### WHAT TO PRODUCE
Extract verbatim every line from the one containing "Give me the" to the final line of the records below, inclusive, and exclude all pictures.

____

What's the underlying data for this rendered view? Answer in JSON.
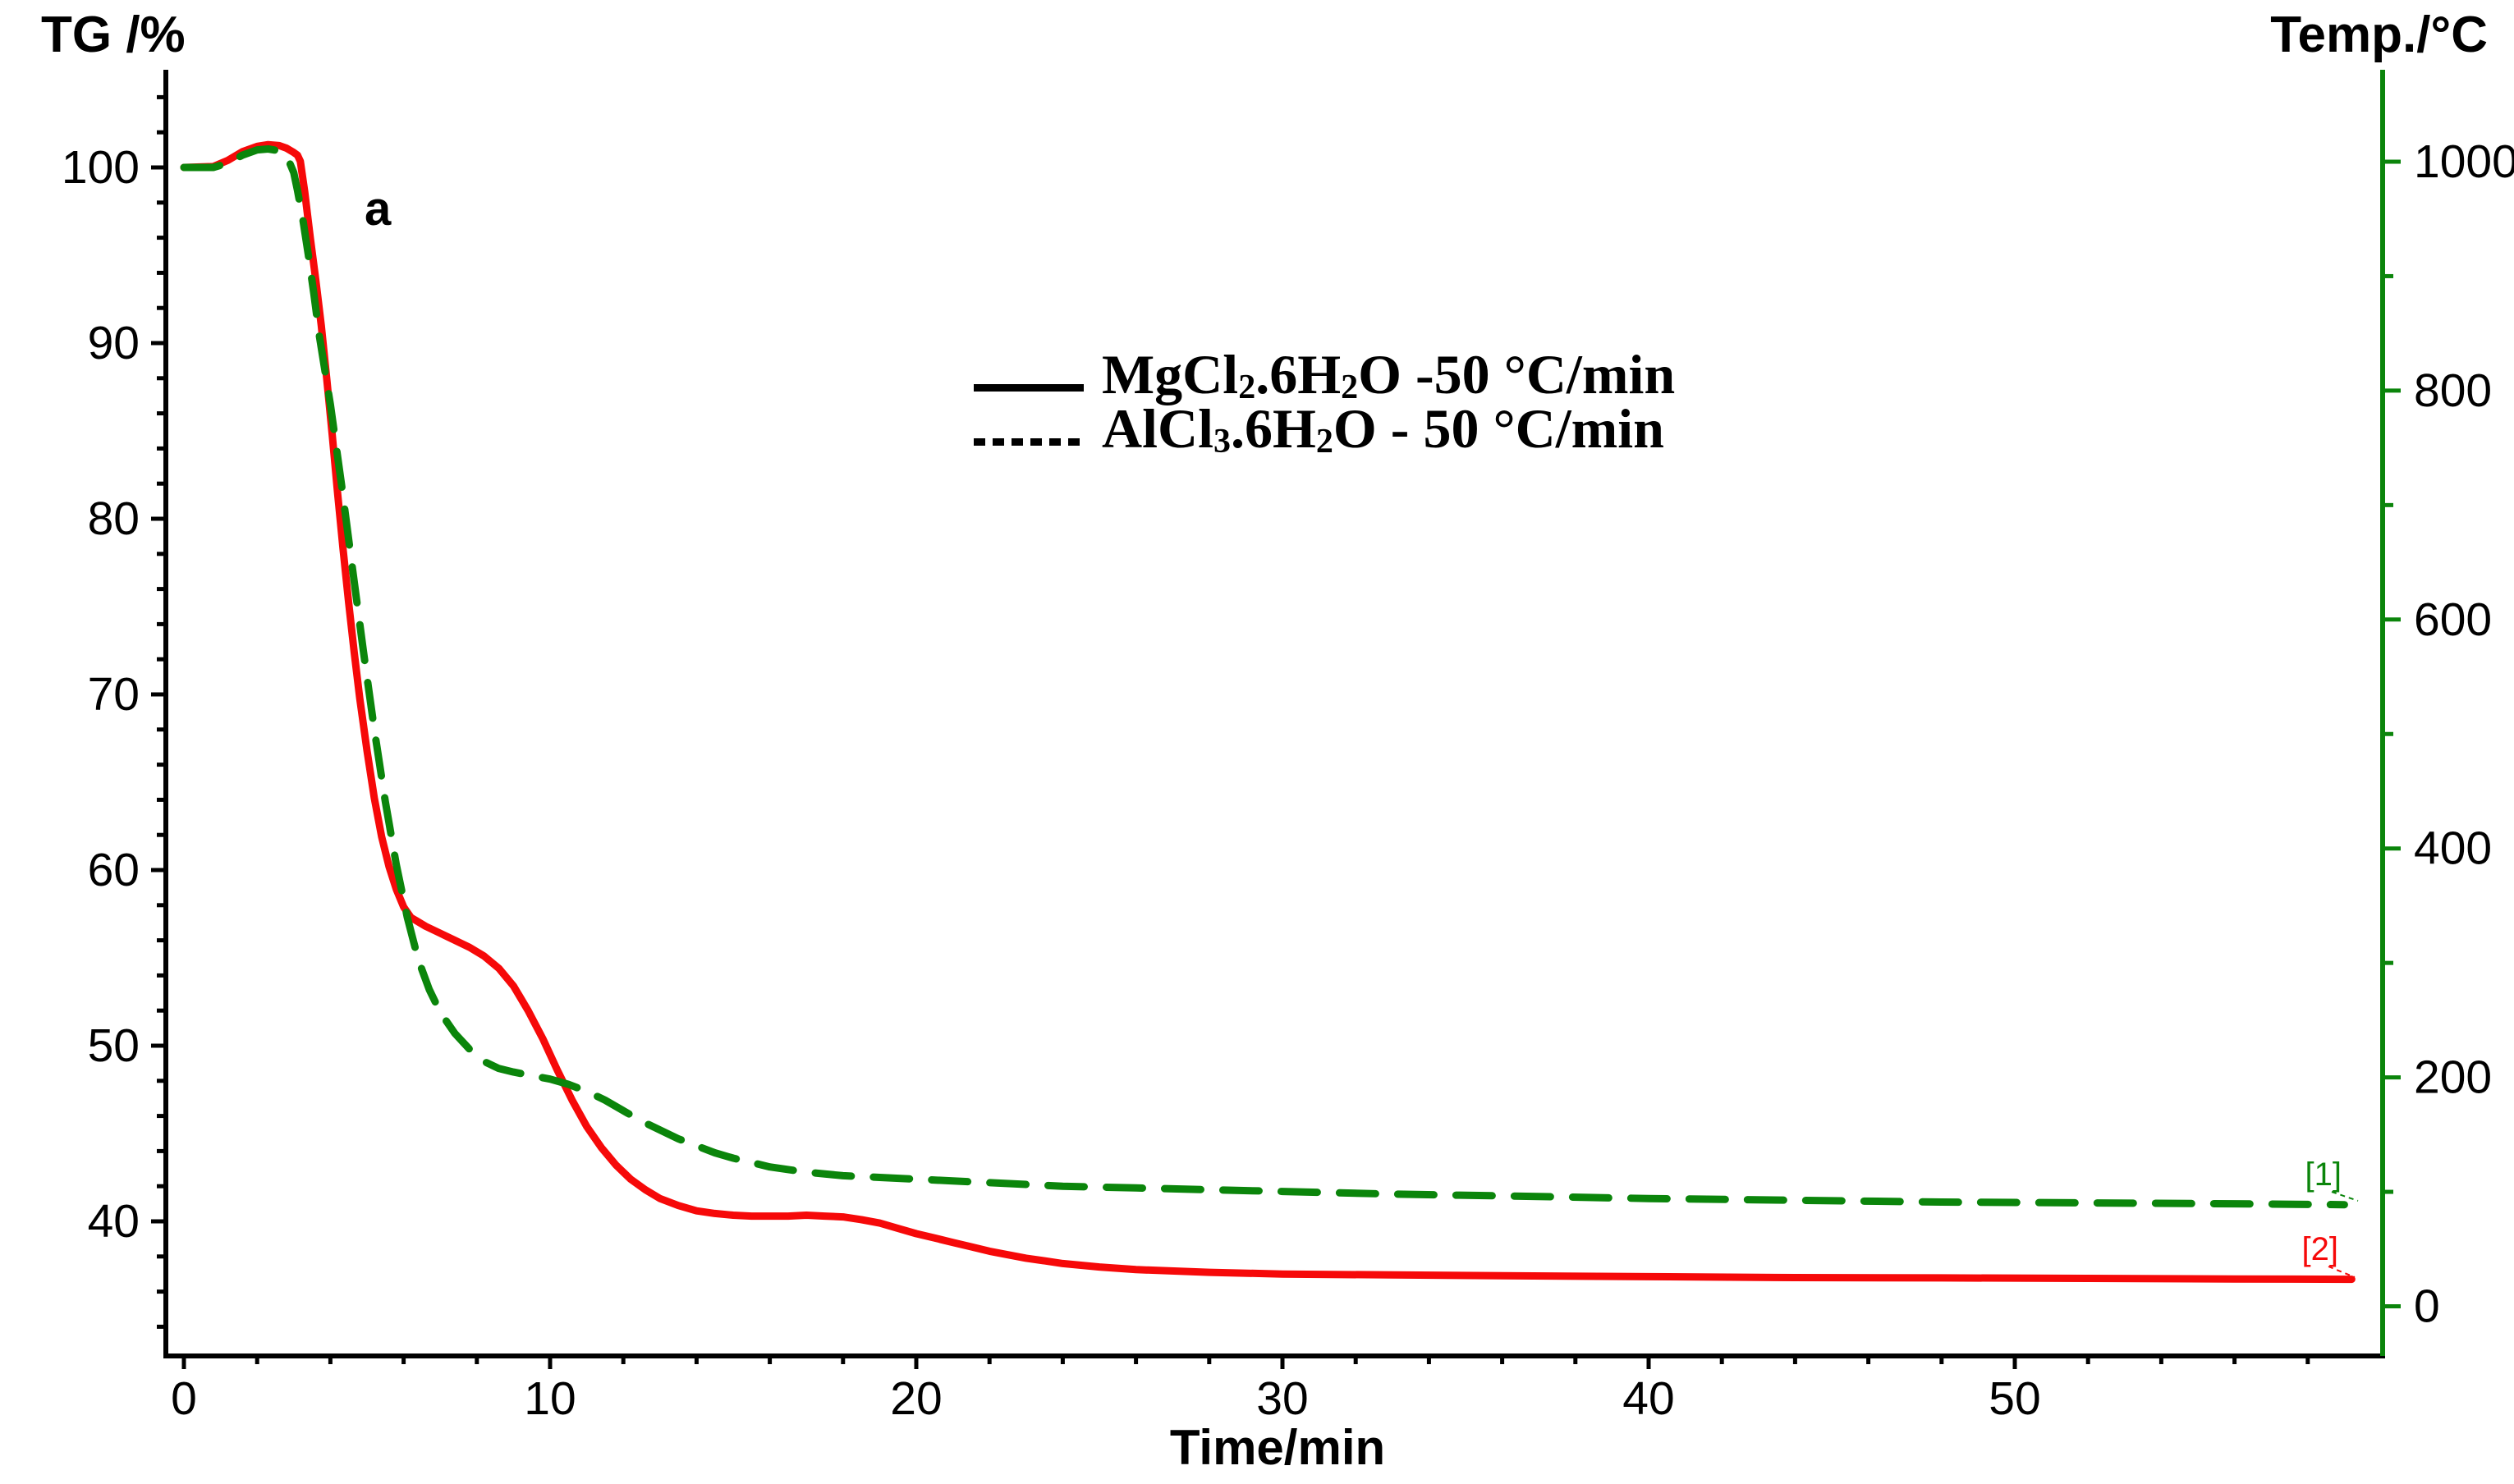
{
  "figure": {
    "panel_label": "a",
    "background": "#ffffff"
  },
  "chart_data": {
    "type": "line",
    "x_axis": {
      "label": "Time/min",
      "range": [
        0,
        60
      ],
      "major_ticks": [
        0,
        10,
        20,
        30,
        40,
        50
      ],
      "minor_tick_step": 2,
      "color": "#000000"
    },
    "y_axis_left": {
      "label": "TG /%",
      "range_top": 105.5,
      "range_bottom": 32.3,
      "major_ticks": [
        100,
        90,
        80,
        70,
        60,
        50,
        40
      ],
      "minor_tick_step": 2,
      "color": "#000000"
    },
    "y_axis_right": {
      "label": "Temp./°C",
      "range_top": 1078,
      "range_bottom": -43,
      "major_ticks": [
        1000,
        800,
        600,
        400,
        200,
        0
      ],
      "minor_tick_step": 100,
      "color": "#0b850b"
    },
    "legend": {
      "entries": [
        {
          "line_style": "solid",
          "line_color": "#000000",
          "text_plain": "MgCl2.6H2O -50 °C/min",
          "parts": [
            {
              "text": "MgCl"
            },
            {
              "sub": "2"
            },
            {
              "text": ".6H"
            },
            {
              "sub": "2"
            },
            {
              "text": "O -50 °C/min"
            }
          ]
        },
        {
          "line_style": "dashed",
          "line_color": "#000000",
          "text_plain": "AlCl3.6H2O - 50 °C/min",
          "parts": [
            {
              "text": "AlCl"
            },
            {
              "sub": "3"
            },
            {
              "text": ".6H"
            },
            {
              "sub": "2"
            },
            {
              "text": "O - 50 °C/min"
            }
          ]
        }
      ]
    },
    "series": [
      {
        "marker": "[1]",
        "name_plain": "AlCl3.6H2O - 50 °C/min",
        "color": "#0b850b",
        "style": "dashed",
        "points_t_tg": [
          [
            0,
            100
          ],
          [
            0.8,
            100
          ],
          [
            1.2,
            100.25
          ],
          [
            1.6,
            100.7
          ],
          [
            2.0,
            101.0
          ],
          [
            2.3,
            101.05
          ],
          [
            2.6,
            100.95
          ],
          [
            2.85,
            100.45
          ],
          [
            3.0,
            99.7
          ],
          [
            3.1,
            98.7
          ],
          [
            3.25,
            97.0
          ],
          [
            3.4,
            95.0
          ],
          [
            3.55,
            92.8
          ],
          [
            3.7,
            90.4
          ],
          [
            4.0,
            86.5
          ],
          [
            4.3,
            82.0
          ],
          [
            4.6,
            77.2
          ],
          [
            4.9,
            72.5
          ],
          [
            5.2,
            68.0
          ],
          [
            5.5,
            63.9
          ],
          [
            5.8,
            60.3
          ],
          [
            6.1,
            57.3
          ],
          [
            6.4,
            54.9
          ],
          [
            6.7,
            53.2
          ],
          [
            7.0,
            51.9
          ],
          [
            7.4,
            50.7
          ],
          [
            7.8,
            49.8
          ],
          [
            8.2,
            49.1
          ],
          [
            8.6,
            48.7
          ],
          [
            9.0,
            48.5
          ],
          [
            9.5,
            48.3
          ],
          [
            10.0,
            48.1
          ],
          [
            10.5,
            47.8
          ],
          [
            11.0,
            47.4
          ],
          [
            11.5,
            46.9
          ],
          [
            12.0,
            46.3
          ],
          [
            12.5,
            45.7
          ],
          [
            13.0,
            45.2
          ],
          [
            13.5,
            44.7
          ],
          [
            14.0,
            44.3
          ],
          [
            14.5,
            43.9
          ],
          [
            15.0,
            43.6
          ],
          [
            15.5,
            43.35
          ],
          [
            16.0,
            43.1
          ],
          [
            17.0,
            42.8
          ],
          [
            18.0,
            42.6
          ],
          [
            19.0,
            42.5
          ],
          [
            20.0,
            42.4
          ],
          [
            21.0,
            42.3
          ],
          [
            22.0,
            42.2
          ],
          [
            24.0,
            42.0
          ],
          [
            26.0,
            41.9
          ],
          [
            28.0,
            41.8
          ],
          [
            30.0,
            41.7
          ],
          [
            33.0,
            41.55
          ],
          [
            36.0,
            41.45
          ],
          [
            40.0,
            41.3
          ],
          [
            44.0,
            41.2
          ],
          [
            48.0,
            41.1
          ],
          [
            52.0,
            41.05
          ],
          [
            56.0,
            41.0
          ],
          [
            59.0,
            40.95
          ]
        ]
      },
      {
        "marker": "[2]",
        "name_plain": "MgCl2.6H2O -50 °C/min",
        "color": "#f60909",
        "style": "solid",
        "points_t_tg": [
          [
            0,
            100
          ],
          [
            0.8,
            100.05
          ],
          [
            1.2,
            100.4
          ],
          [
            1.6,
            100.9
          ],
          [
            2.0,
            101.2
          ],
          [
            2.3,
            101.3
          ],
          [
            2.6,
            101.25
          ],
          [
            2.8,
            101.1
          ],
          [
            3.0,
            100.85
          ],
          [
            3.1,
            100.7
          ],
          [
            3.18,
            100.35
          ],
          [
            3.3,
            98.6
          ],
          [
            3.45,
            96.0
          ],
          [
            3.6,
            93.6
          ],
          [
            3.75,
            91.0
          ],
          [
            3.9,
            88.0
          ],
          [
            4.05,
            84.8
          ],
          [
            4.2,
            81.4
          ],
          [
            4.35,
            78.2
          ],
          [
            4.5,
            75.2
          ],
          [
            4.65,
            72.4
          ],
          [
            4.8,
            69.8
          ],
          [
            5.0,
            66.8
          ],
          [
            5.2,
            64.1
          ],
          [
            5.4,
            61.9
          ],
          [
            5.6,
            60.2
          ],
          [
            5.8,
            58.9
          ],
          [
            6.0,
            57.9
          ],
          [
            6.2,
            57.3
          ],
          [
            6.6,
            56.8
          ],
          [
            7.0,
            56.4
          ],
          [
            7.4,
            56.0
          ],
          [
            7.8,
            55.6
          ],
          [
            8.2,
            55.1
          ],
          [
            8.6,
            54.4
          ],
          [
            9.0,
            53.4
          ],
          [
            9.4,
            52.0
          ],
          [
            9.8,
            50.4
          ],
          [
            10.2,
            48.6
          ],
          [
            10.6,
            46.9
          ],
          [
            11.0,
            45.4
          ],
          [
            11.4,
            44.2
          ],
          [
            11.8,
            43.2
          ],
          [
            12.2,
            42.4
          ],
          [
            12.6,
            41.8
          ],
          [
            13.0,
            41.3
          ],
          [
            13.5,
            40.9
          ],
          [
            14.0,
            40.6
          ],
          [
            14.5,
            40.45
          ],
          [
            15.0,
            40.35
          ],
          [
            15.5,
            40.3
          ],
          [
            16.0,
            40.3
          ],
          [
            16.5,
            40.3
          ],
          [
            17.0,
            40.35
          ],
          [
            17.5,
            40.3
          ],
          [
            18.0,
            40.25
          ],
          [
            18.5,
            40.1
          ],
          [
            19.0,
            39.9
          ],
          [
            19.5,
            39.6
          ],
          [
            20.0,
            39.3
          ],
          [
            20.5,
            39.05
          ],
          [
            21.0,
            38.8
          ],
          [
            21.5,
            38.55
          ],
          [
            22.0,
            38.3
          ],
          [
            22.5,
            38.1
          ],
          [
            23.0,
            37.9
          ],
          [
            23.5,
            37.75
          ],
          [
            24.0,
            37.6
          ],
          [
            25.0,
            37.4
          ],
          [
            26.0,
            37.25
          ],
          [
            28.0,
            37.1
          ],
          [
            30.0,
            37.0
          ],
          [
            33.0,
            36.95
          ],
          [
            36.0,
            36.9
          ],
          [
            40.0,
            36.85
          ],
          [
            44.0,
            36.8
          ],
          [
            48.0,
            36.78
          ],
          [
            52.0,
            36.75
          ],
          [
            56.0,
            36.72
          ],
          [
            59.2,
            36.7
          ]
        ]
      }
    ]
  }
}
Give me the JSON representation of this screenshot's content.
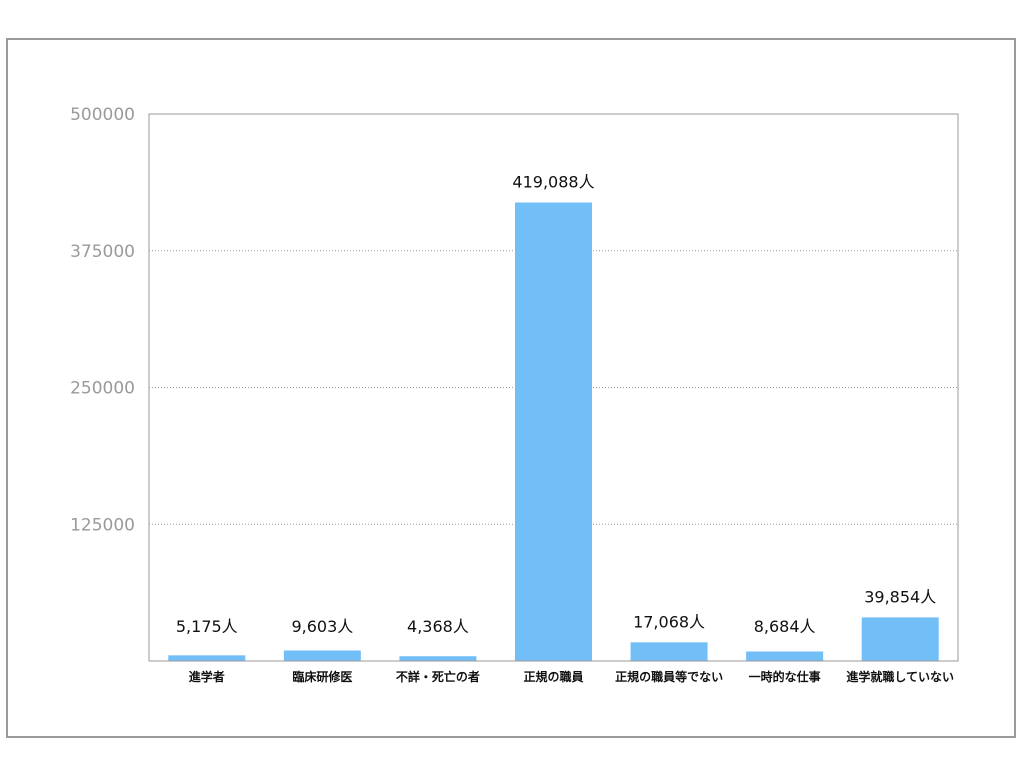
{
  "chart_data": {
    "type": "bar",
    "title": "",
    "xlabel": "",
    "ylabel": "",
    "categories": [
      "進学者",
      "臨床研修医",
      "不詳・死亡の者",
      "正規の職員",
      "正規の職員等でない",
      "一時的な仕事",
      "進学就職していない"
    ],
    "values": [
      5175,
      9603,
      4368,
      419088,
      17068,
      8684,
      39854
    ],
    "data_labels": [
      "5,175人",
      "9,603人",
      "4,368人",
      "419,088人",
      "17,068人",
      "8,684人",
      "39,854人"
    ],
    "ylim": [
      0,
      500000
    ],
    "yticks": [
      "500000",
      "375000",
      "250000",
      "125000"
    ],
    "ytick_values": [
      500000,
      375000,
      250000,
      125000
    ],
    "grid": true,
    "legend": "none",
    "bar_color": "#72bff8",
    "axis_color": "#9a9a9a",
    "grid_color": "#9a9a9a"
  }
}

____

### CORRECT OUTPUT
Give me the JSON representation of this screenshot's content.
{
  "chart_data": {
    "type": "bar",
    "title": "",
    "xlabel": "",
    "ylabel": "",
    "categories": [
      "進学者",
      "臨床研修医",
      "不詳・死亡の者",
      "正規の職員",
      "正規の職員等でない",
      "一時的な仕事",
      "進学就職していない"
    ],
    "values": [
      5175,
      9603,
      4368,
      419088,
      17068,
      8684,
      39854
    ],
    "data_labels": [
      "5,175人",
      "9,603人",
      "4,368人",
      "419,088人",
      "17,068人",
      "8,684人",
      "39,854人"
    ],
    "ylim": [
      0,
      500000
    ],
    "yticks": [
      "500000",
      "375000",
      "250000",
      "125000"
    ],
    "ytick_values": [
      500000,
      375000,
      250000,
      125000
    ],
    "grid": true,
    "legend": "none",
    "bar_color": "#72bff8",
    "axis_color": "#9a9a9a",
    "grid_color": "#9a9a9a"
  }
}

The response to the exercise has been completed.